**REQUIREMENTS**
Select every line holding the word "Theorem" and copy it.
═════ MATERIAL PROVIDED
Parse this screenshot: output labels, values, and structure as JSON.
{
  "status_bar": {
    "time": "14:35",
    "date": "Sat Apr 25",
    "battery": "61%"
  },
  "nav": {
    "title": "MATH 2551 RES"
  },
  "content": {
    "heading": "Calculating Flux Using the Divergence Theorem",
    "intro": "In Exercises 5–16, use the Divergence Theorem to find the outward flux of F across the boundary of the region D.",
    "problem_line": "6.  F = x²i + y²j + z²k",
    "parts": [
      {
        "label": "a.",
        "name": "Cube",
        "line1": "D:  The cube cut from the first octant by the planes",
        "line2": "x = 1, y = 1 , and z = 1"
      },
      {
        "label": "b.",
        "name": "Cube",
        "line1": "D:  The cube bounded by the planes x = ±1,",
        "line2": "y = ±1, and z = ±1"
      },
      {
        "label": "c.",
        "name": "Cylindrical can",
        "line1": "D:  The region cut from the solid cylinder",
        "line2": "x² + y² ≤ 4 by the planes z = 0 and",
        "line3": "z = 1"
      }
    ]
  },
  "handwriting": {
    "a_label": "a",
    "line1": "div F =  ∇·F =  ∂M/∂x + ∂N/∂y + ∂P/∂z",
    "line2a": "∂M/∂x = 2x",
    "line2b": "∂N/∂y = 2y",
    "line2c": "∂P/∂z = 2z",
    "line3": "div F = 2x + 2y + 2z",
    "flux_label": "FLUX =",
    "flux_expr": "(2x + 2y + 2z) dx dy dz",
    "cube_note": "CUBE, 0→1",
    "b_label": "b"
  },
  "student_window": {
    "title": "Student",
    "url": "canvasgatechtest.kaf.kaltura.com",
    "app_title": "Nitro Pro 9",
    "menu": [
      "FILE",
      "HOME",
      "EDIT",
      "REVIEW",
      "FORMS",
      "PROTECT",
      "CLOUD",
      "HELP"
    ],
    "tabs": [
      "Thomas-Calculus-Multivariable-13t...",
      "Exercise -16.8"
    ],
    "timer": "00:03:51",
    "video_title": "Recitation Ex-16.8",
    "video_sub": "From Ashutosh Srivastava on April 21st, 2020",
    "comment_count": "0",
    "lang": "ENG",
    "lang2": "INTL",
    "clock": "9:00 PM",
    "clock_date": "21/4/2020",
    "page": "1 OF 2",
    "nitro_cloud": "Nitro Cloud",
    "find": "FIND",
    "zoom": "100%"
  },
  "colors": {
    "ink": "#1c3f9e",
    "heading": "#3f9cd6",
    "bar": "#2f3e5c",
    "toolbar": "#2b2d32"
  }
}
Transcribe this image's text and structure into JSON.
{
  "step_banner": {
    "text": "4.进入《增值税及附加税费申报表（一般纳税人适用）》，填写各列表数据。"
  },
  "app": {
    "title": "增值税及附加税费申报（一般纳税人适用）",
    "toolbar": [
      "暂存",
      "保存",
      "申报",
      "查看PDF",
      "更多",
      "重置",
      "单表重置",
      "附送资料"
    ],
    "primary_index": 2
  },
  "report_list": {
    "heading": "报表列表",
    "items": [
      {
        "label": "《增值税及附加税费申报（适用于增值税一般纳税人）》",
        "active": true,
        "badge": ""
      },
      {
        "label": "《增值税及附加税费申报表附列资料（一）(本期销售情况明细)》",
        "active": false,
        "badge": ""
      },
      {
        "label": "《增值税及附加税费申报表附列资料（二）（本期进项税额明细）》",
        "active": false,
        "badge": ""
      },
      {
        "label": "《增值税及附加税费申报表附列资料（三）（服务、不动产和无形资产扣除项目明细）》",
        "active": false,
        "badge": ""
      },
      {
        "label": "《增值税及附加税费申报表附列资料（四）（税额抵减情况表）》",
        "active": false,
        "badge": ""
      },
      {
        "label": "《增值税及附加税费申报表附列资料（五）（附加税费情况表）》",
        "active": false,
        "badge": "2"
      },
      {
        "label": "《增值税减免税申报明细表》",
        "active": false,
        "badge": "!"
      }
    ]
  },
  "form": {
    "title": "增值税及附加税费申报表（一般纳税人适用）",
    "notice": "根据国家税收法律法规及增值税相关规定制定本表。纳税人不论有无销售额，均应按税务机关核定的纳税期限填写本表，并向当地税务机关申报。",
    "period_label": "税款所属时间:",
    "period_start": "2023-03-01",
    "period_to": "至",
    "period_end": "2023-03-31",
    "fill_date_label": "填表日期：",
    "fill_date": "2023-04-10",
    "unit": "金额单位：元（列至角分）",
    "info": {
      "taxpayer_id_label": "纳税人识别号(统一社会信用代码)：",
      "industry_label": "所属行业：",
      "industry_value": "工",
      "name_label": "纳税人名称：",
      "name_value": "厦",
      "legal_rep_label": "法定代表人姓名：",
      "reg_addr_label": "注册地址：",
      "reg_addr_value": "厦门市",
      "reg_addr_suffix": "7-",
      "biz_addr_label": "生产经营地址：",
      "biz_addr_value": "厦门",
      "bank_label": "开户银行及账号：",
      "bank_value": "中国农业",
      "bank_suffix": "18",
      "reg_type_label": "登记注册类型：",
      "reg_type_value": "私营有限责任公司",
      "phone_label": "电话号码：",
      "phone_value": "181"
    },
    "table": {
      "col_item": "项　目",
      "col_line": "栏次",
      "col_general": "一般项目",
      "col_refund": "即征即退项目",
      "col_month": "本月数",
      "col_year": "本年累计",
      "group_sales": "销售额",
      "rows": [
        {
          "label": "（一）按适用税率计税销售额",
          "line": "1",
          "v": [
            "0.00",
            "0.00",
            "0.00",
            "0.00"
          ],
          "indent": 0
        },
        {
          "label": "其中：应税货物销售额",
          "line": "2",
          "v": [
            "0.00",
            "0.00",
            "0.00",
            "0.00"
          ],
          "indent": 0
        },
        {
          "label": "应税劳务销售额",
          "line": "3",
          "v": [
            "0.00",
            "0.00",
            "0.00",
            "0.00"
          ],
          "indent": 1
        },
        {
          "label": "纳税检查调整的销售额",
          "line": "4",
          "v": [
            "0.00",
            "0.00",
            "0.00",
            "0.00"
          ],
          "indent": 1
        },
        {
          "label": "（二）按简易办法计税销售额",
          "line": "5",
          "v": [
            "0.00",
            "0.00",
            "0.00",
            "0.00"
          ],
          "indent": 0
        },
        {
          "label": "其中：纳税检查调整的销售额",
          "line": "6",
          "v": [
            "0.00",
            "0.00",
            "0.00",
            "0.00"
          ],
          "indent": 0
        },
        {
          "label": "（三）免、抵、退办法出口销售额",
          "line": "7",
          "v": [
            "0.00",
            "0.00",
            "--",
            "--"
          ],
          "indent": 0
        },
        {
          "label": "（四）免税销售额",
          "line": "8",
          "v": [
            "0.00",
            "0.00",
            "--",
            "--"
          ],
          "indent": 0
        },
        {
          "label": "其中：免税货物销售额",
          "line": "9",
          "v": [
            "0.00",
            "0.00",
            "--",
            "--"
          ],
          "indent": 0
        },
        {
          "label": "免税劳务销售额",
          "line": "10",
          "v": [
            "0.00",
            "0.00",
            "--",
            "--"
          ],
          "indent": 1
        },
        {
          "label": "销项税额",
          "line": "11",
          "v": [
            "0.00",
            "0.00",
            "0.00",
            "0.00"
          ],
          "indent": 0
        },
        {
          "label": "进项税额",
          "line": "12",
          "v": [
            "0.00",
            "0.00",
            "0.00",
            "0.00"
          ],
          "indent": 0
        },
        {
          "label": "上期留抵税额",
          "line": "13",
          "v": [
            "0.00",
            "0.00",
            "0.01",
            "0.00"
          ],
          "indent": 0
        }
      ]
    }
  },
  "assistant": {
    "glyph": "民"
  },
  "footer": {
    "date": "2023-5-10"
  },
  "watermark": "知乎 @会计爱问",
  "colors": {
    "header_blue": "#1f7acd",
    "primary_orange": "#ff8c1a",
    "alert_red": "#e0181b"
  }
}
══════════
**EXPECTED ANSWER**
    "heading": "Calculating Flux Using the Divergence Theorem",
    "intro": "In Exercises 5–16, use the Divergence Theorem to find the outward flux of F across the boundary of the region D.",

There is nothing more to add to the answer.